Instructions to follow =>
Check the listing below for lines that hold "collision". How many are there? Please give only the number.

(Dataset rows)
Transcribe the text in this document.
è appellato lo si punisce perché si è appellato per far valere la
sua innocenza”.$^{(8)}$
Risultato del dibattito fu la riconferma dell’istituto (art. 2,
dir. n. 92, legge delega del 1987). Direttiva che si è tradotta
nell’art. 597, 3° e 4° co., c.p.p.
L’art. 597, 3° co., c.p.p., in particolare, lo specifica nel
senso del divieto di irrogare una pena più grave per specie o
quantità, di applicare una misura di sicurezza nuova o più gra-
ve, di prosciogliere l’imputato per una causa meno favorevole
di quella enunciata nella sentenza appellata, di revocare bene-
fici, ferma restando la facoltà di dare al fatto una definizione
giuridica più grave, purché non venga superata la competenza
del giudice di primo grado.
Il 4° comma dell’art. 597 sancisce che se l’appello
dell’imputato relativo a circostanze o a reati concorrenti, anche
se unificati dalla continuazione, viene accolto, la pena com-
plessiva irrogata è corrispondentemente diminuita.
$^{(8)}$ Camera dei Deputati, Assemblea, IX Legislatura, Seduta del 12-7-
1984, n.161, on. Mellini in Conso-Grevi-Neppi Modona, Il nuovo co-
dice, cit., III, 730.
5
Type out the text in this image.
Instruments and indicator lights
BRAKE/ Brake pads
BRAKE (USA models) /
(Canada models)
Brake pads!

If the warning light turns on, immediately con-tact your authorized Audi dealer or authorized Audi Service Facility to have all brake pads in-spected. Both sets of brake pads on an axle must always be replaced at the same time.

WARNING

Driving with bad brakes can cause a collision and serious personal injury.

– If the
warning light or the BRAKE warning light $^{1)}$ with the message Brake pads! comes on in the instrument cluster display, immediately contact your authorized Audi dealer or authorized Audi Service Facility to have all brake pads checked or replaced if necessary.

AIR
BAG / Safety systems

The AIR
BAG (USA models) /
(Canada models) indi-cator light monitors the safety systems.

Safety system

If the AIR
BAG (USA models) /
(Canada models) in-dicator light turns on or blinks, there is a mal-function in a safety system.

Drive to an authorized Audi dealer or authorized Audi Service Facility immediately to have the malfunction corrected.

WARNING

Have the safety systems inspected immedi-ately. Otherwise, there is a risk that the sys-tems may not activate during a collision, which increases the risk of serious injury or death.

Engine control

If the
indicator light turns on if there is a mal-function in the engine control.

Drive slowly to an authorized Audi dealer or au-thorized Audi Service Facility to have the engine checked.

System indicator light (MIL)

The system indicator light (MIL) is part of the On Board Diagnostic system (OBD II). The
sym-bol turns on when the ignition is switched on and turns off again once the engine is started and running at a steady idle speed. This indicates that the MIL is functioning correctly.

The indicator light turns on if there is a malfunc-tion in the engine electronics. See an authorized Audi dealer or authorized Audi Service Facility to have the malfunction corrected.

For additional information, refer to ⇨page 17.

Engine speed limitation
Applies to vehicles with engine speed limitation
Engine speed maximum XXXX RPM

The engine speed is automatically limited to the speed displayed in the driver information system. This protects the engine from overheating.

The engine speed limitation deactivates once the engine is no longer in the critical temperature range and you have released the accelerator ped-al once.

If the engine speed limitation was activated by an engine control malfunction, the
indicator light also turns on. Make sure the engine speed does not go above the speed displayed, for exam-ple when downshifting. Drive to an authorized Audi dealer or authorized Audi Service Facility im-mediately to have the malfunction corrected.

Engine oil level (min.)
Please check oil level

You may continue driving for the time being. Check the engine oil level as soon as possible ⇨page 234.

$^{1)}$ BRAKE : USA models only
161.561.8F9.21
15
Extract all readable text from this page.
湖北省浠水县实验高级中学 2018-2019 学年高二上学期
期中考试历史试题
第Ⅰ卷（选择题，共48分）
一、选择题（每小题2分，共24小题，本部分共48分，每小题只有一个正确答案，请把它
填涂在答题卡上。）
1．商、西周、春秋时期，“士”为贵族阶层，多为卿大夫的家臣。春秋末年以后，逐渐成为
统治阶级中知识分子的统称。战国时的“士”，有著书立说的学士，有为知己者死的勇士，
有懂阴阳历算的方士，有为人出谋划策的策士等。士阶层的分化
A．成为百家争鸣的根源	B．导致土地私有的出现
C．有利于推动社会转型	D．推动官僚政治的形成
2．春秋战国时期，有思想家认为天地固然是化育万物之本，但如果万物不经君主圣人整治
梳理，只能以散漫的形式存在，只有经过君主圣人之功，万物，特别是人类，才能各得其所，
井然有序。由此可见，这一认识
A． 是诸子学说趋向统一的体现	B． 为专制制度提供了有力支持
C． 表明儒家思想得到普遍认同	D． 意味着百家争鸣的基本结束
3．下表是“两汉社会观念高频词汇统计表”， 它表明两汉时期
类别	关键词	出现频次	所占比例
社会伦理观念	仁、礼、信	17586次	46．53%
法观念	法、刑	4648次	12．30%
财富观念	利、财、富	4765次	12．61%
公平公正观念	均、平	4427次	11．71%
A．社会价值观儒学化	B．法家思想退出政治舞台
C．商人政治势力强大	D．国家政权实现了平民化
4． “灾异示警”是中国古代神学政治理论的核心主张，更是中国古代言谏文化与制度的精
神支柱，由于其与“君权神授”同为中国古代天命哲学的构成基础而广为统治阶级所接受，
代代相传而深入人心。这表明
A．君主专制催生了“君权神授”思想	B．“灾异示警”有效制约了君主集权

Response =>
2